Exercise task:
Without including any pictures, copy each entry below exactly.

Available data:
━━━━━━━━━━━━━━━━━━━━
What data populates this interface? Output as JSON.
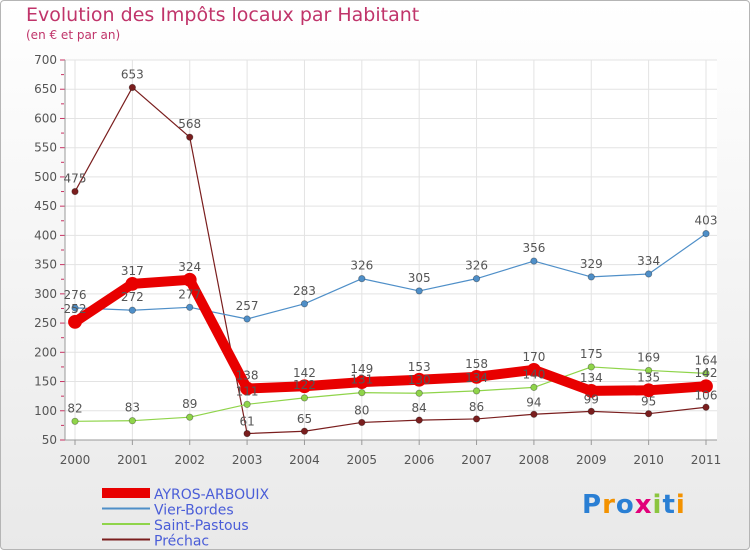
{
  "header": {
    "title": "Evolution des Impôts locaux par Habitant",
    "subtitle": "(en € et par an)"
  },
  "logo": {
    "text": "Proxiti",
    "colors": [
      "#2a7fd4",
      "#f39200",
      "#2a7fd4",
      "#e2007a",
      "#8bc53f",
      "#2a7fd4",
      "#f39200"
    ]
  },
  "chart_data": {
    "type": "line",
    "title": "Evolution des Impôts locaux par Habitant",
    "subtitle": "(en € et par an)",
    "xlabel": "",
    "ylabel": "",
    "ylim": [
      50,
      700
    ],
    "yticks": [
      50,
      100,
      150,
      200,
      250,
      300,
      350,
      400,
      450,
      500,
      550,
      600,
      650,
      700
    ],
    "categories": [
      "2000",
      "2001",
      "2002",
      "2003",
      "2004",
      "2005",
      "2006",
      "2007",
      "2008",
      "2009",
      "2010",
      "2011"
    ],
    "grid": true,
    "legend_position": "bottom-left",
    "series": [
      {
        "name": "AYROS-ARBOUIX",
        "color": "#e80000",
        "width": "thick",
        "values": [
          252,
          317,
          324,
          138,
          142,
          149,
          153,
          158,
          170,
          134,
          135,
          142
        ],
        "labels": [
          "252",
          "317",
          "324",
          "138",
          "142",
          "149",
          "153",
          "158",
          "170",
          "134",
          "135",
          "142"
        ]
      },
      {
        "name": "Vier-Bordes",
        "color": "#4f8fc8",
        "width": "thin",
        "values": [
          276,
          272,
          277,
          257,
          283,
          326,
          305,
          326,
          356,
          329,
          334,
          403
        ],
        "labels": [
          "276",
          "272",
          "277",
          "257",
          "283",
          "326",
          "305",
          "326",
          "356",
          "329",
          "334",
          "403"
        ]
      },
      {
        "name": "Saint-Pastous",
        "color": "#8fd44a",
        "width": "thin",
        "values": [
          82,
          83,
          89,
          111,
          122,
          131,
          130,
          134,
          140,
          175,
          169,
          164
        ],
        "labels": [
          "82",
          "83",
          "89",
          "111",
          "122",
          "131",
          "130",
          "134",
          "140",
          "175",
          "169",
          "164"
        ]
      },
      {
        "name": "Préchac",
        "color": "#7a1e1e",
        "width": "thin",
        "values": [
          475,
          653,
          568,
          61,
          65,
          80,
          84,
          86,
          94,
          99,
          95,
          106
        ],
        "labels": [
          "475",
          "653",
          "568",
          "61",
          "65",
          "80",
          "84",
          "86",
          "94",
          "99",
          "95",
          "106"
        ]
      }
    ]
  }
}
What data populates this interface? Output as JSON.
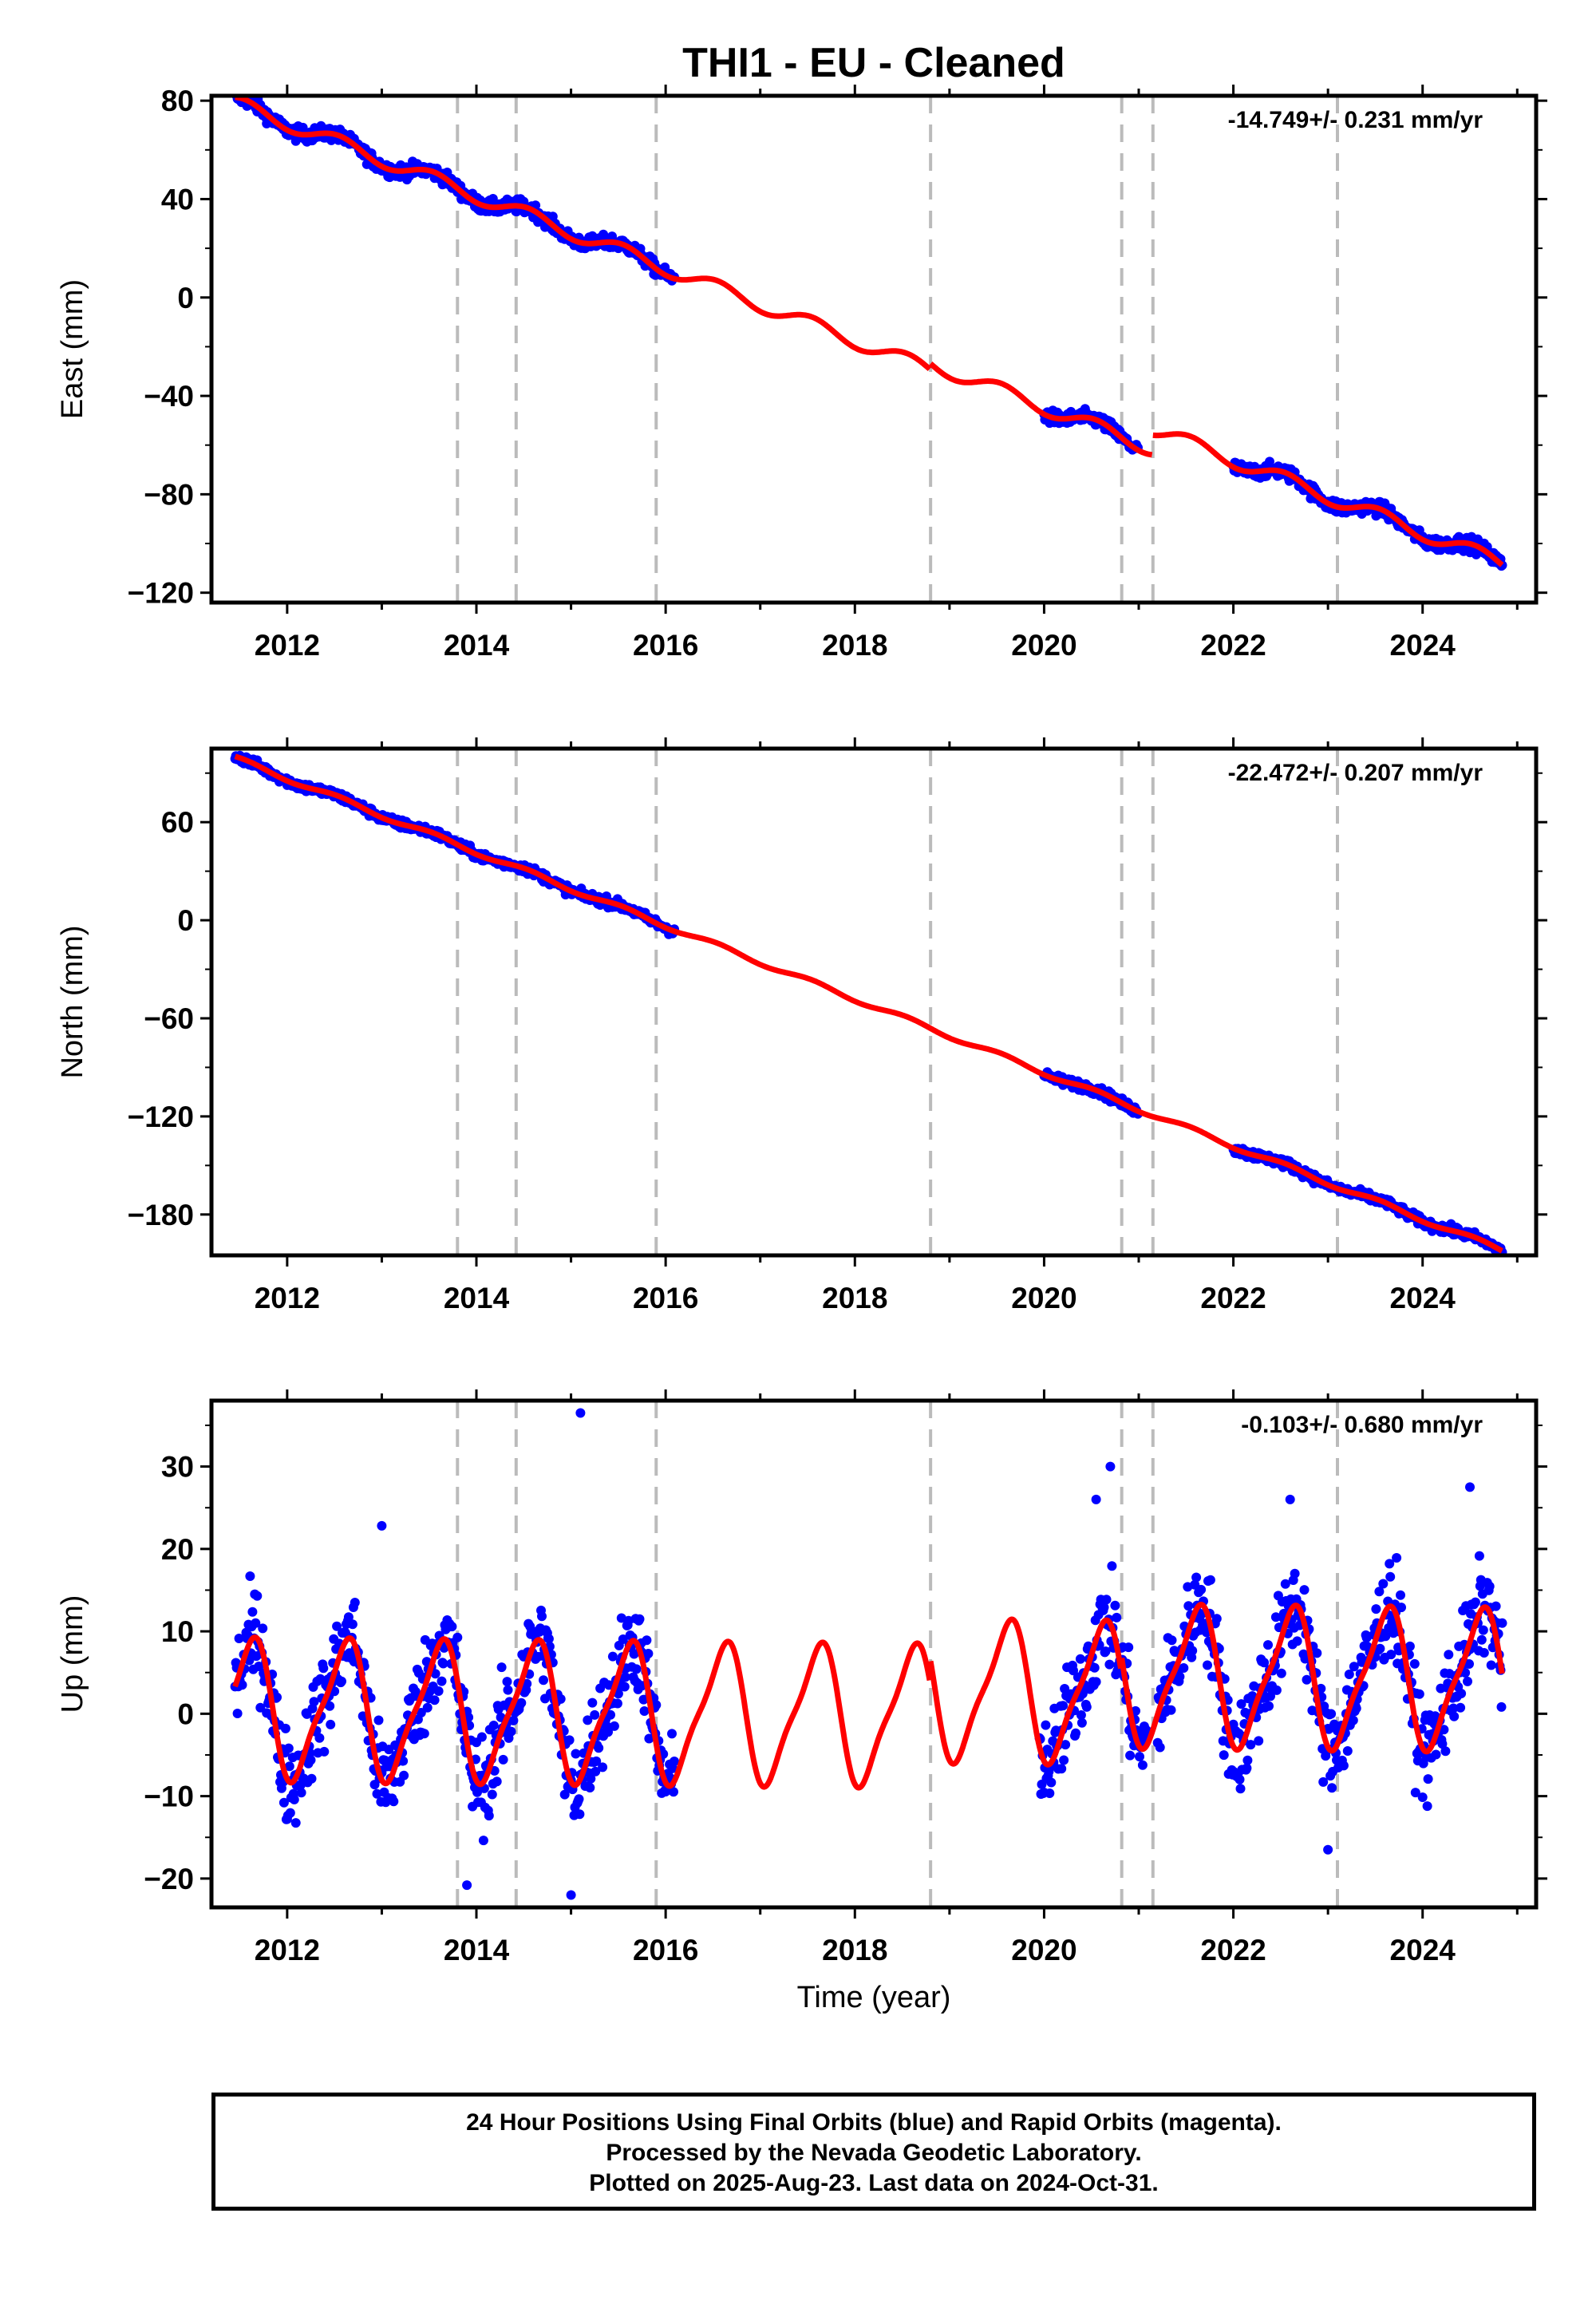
{
  "chart_data": {
    "title": "THI1  - EU - Cleaned",
    "xlabel": "Time (year)",
    "x_ticks": [
      "2012",
      "2014",
      "2016",
      "2018",
      "2020",
      "2022",
      "2024"
    ],
    "xlim": [
      2011.2,
      2025.2
    ],
    "event_lines": [
      2013.8,
      2014.42,
      2015.9,
      2018.8,
      2020.82,
      2021.15,
      2023.1
    ],
    "colors": {
      "final_orbits": "#0000ff",
      "model": "#ff0000",
      "event_line": "#bbbbbb"
    },
    "panels": [
      {
        "type": "scatter",
        "component": "East",
        "ylabel": "East (mm)",
        "rate_label": "-14.749+/- 0.231 mm/yr",
        "ylim": [
          -124,
          82
        ],
        "yticks": [
          80,
          40,
          0,
          -40,
          -80,
          -120
        ],
        "rate": -14.749,
        "model": {
          "ref_year": 2011.45,
          "offset": 79,
          "annual_amp": 3.0,
          "annual_phase": 0.3,
          "steps": [
            {
              "year": 2018.8,
              "size": 2.5
            },
            {
              "year": 2021.15,
              "size": 8.0
            }
          ]
        },
        "data_segments": [
          [
            2011.45,
            2016.1
          ],
          [
            2020.0,
            2021.0
          ],
          [
            2022.0,
            2024.85
          ]
        ],
        "scatter_noise": 2.0
      },
      {
        "type": "scatter",
        "component": "North",
        "ylabel": "North (mm)",
        "rate_label": "-22.472+/- 0.207 mm/yr",
        "ylim": [
          -205,
          105
        ],
        "yticks": [
          60,
          0,
          -60,
          -120,
          -180
        ],
        "rate": -22.472,
        "model": {
          "ref_year": 2011.45,
          "offset": 99,
          "annual_amp": 1.5,
          "annual_phase": 0.3,
          "steps": []
        },
        "data_segments": [
          [
            2011.45,
            2016.1
          ],
          [
            2020.0,
            2021.0
          ],
          [
            2022.0,
            2024.85
          ]
        ],
        "scatter_noise": 2.0
      },
      {
        "type": "scatter",
        "component": "Up",
        "ylabel": "Up (mm)",
        "rate_label": "-0.103+/- 0.680 mm/yr",
        "ylim": [
          -23.5,
          38
        ],
        "yticks": [
          30,
          20,
          10,
          0,
          -10,
          -20
        ],
        "rate": -0.103,
        "model": {
          "ref_year": 2011.45,
          "offset": 0.5,
          "annual_amp": 8.0,
          "annual_phase": 0.35,
          "steps": [
            {
              "year": 2018.8,
              "size": 3.0
            },
            {
              "year": 2020.82,
              "size": 2.0
            }
          ]
        },
        "data_segments": [
          [
            2011.45,
            2016.1
          ],
          [
            2019.95,
            2021.1
          ],
          [
            2021.2,
            2024.85
          ]
        ],
        "scatter_noise": 4.0,
        "outliers": [
          [
            2015.1,
            36.5
          ],
          [
            2020.7,
            30.0
          ],
          [
            2024.5,
            27.5
          ],
          [
            2022.6,
            26.0
          ],
          [
            2020.55,
            26.0
          ],
          [
            2013.0,
            22.8
          ],
          [
            2015.0,
            -22.0
          ],
          [
            2013.9,
            -20.8
          ],
          [
            2023.0,
            -16.5
          ]
        ]
      }
    ]
  },
  "footer": {
    "line1": "24 Hour Positions Using Final Orbits (blue) and Rapid Orbits (magenta).",
    "line2": "Processed by the Nevada Geodetic Laboratory.",
    "line3": "Plotted on 2025-Aug-23. Last data on 2024-Oct-31."
  }
}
━━━━━━━━━━━━━━━━━━━━
Correct answer:
What data populates this interface? Output as JSON.
{
  "header": {
    "title": "Evolution des Impôts locaux par Habitant",
    "subtitle": "(en € et par an)"
  },
  "logo": {
    "text": "Proxiti",
    "colors": [
      "#2a7fd4",
      "#f39200",
      "#2a7fd4",
      "#e2007a",
      "#8bc53f",
      "#2a7fd4",
      "#f39200"
    ]
  },
  "chart_data": {
    "type": "line",
    "title": "Evolution des Impôts locaux par Habitant",
    "subtitle": "(en € et par an)",
    "xlabel": "",
    "ylabel": "",
    "ylim": [
      50,
      700
    ],
    "yticks": [
      50,
      100,
      150,
      200,
      250,
      300,
      350,
      400,
      450,
      500,
      550,
      600,
      650,
      700
    ],
    "categories": [
      "2000",
      "2001",
      "2002",
      "2003",
      "2004",
      "2005",
      "2006",
      "2007",
      "2008",
      "2009",
      "2010",
      "2011"
    ],
    "grid": true,
    "legend_position": "bottom-left",
    "series": [
      {
        "name": "AYROS-ARBOUIX",
        "color": "#e80000",
        "width": "thick",
        "values": [
          252,
          317,
          324,
          138,
          142,
          149,
          153,
          158,
          170,
          134,
          135,
          142
        ],
        "labels": [
          "252",
          "317",
          "324",
          "138",
          "142",
          "149",
          "153",
          "158",
          "170",
          "134",
          "135",
          "142"
        ]
      },
      {
        "name": "Vier-Bordes",
        "color": "#4f8fc8",
        "width": "thin",
        "values": [
          276,
          272,
          277,
          257,
          283,
          326,
          305,
          326,
          356,
          329,
          334,
          403
        ],
        "labels": [
          "276",
          "272",
          "277",
          "257",
          "283",
          "326",
          "305",
          "326",
          "356",
          "329",
          "334",
          "403"
        ]
      },
      {
        "name": "Saint-Pastous",
        "color": "#8fd44a",
        "width": "thin",
        "values": [
          82,
          83,
          89,
          111,
          122,
          131,
          130,
          134,
          140,
          175,
          169,
          164
        ],
        "labels": [
          "82",
          "83",
          "89",
          "111",
          "122",
          "131",
          "130",
          "134",
          "140",
          "175",
          "169",
          "164"
        ]
      },
      {
        "name": "Préchac",
        "color": "#7a1e1e",
        "width": "thin",
        "values": [
          475,
          653,
          568,
          61,
          65,
          80,
          84,
          86,
          94,
          99,
          95,
          106
        ],
        "labels": [
          "475",
          "653",
          "568",
          "61",
          "65",
          "80",
          "84",
          "86",
          "94",
          "99",
          "95",
          "106"
        ]
      }
    ]
  }
}
What data populates this interface? Output as JSON.
{
  "chart_data": {
    "title": "THI1  - EU - Cleaned",
    "xlabel": "Time (year)",
    "x_ticks": [
      "2012",
      "2014",
      "2016",
      "2018",
      "2020",
      "2022",
      "2024"
    ],
    "xlim": [
      2011.2,
      2025.2
    ],
    "event_lines": [
      2013.8,
      2014.42,
      2015.9,
      2018.8,
      2020.82,
      2021.15,
      2023.1
    ],
    "colors": {
      "final_orbits": "#0000ff",
      "model": "#ff0000",
      "event_line": "#bbbbbb"
    },
    "panels": [
      {
        "type": "scatter",
        "component": "East",
        "ylabel": "East (mm)",
        "rate_label": "-14.749+/- 0.231 mm/yr",
        "ylim": [
          -124,
          82
        ],
        "yticks": [
          80,
          40,
          0,
          -40,
          -80,
          -120
        ],
        "rate": -14.749,
        "model": {
          "ref_year": 2011.45,
          "offset": 79,
          "annual_amp": 3.0,
          "annual_phase": 0.3,
          "steps": [
            {
              "year": 2018.8,
              "size": 2.5
            },
            {
              "year": 2021.15,
              "size": 8.0
            }
          ]
        },
        "data_segments": [
          [
            2011.45,
            2016.1
          ],
          [
            2020.0,
            2021.0
          ],
          [
            2022.0,
            2024.85
          ]
        ],
        "scatter_noise": 2.0
      },
      {
        "type": "scatter",
        "component": "North",
        "ylabel": "North (mm)",
        "rate_label": "-22.472+/- 0.207 mm/yr",
        "ylim": [
          -205,
          105
        ],
        "yticks": [
          60,
          0,
          -60,
          -120,
          -180
        ],
        "rate": -22.472,
        "model": {
          "ref_year": 2011.45,
          "offset": 99,
          "annual_amp": 1.5,
          "annual_phase": 0.3,
          "steps": []
        },
        "data_segments": [
          [
            2011.45,
            2016.1
          ],
          [
            2020.0,
            2021.0
          ],
          [
            2022.0,
            2024.85
          ]
        ],
        "scatter_noise": 2.0
      },
      {
        "type": "scatter",
        "component": "Up",
        "ylabel": "Up (mm)",
        "rate_label": "-0.103+/- 0.680 mm/yr",
        "ylim": [
          -23.5,
          38
        ],
        "yticks": [
          30,
          20,
          10,
          0,
          -10,
          -20
        ],
        "rate": -0.103,
        "model": {
          "ref_year": 2011.45,
          "offset": 0.5,
          "annual_amp": 8.0,
          "annual_phase": 0.35,
          "steps": [
            {
              "year": 2018.8,
              "size": 3.0
            },
            {
              "year": 2020.82,
              "size": 2.0
            }
          ]
        },
        "data_segments": [
          [
            2011.45,
            2016.1
          ],
          [
            2019.95,
            2021.1
          ],
          [
            2021.2,
            2024.85
          ]
        ],
        "scatter_noise": 4.0,
        "outliers": [
          [
            2015.1,
            36.5
          ],
          [
            2020.7,
            30.0
          ],
          [
            2024.5,
            27.5
          ],
          [
            2022.6,
            26.0
          ],
          [
            2020.55,
            26.0
          ],
          [
            2013.0,
            22.8
          ],
          [
            2015.0,
            -22.0
          ],
          [
            2013.9,
            -20.8
          ],
          [
            2023.0,
            -16.5
          ]
        ]
      }
    ]
  },
  "footer": {
    "line1": "24 Hour Positions Using Final Orbits (blue) and Rapid Orbits (magenta).",
    "line2": "Processed by the Nevada Geodetic Laboratory.",
    "line3": "Plotted on 2025-Aug-23. Last data on 2024-Oct-31."
  }
}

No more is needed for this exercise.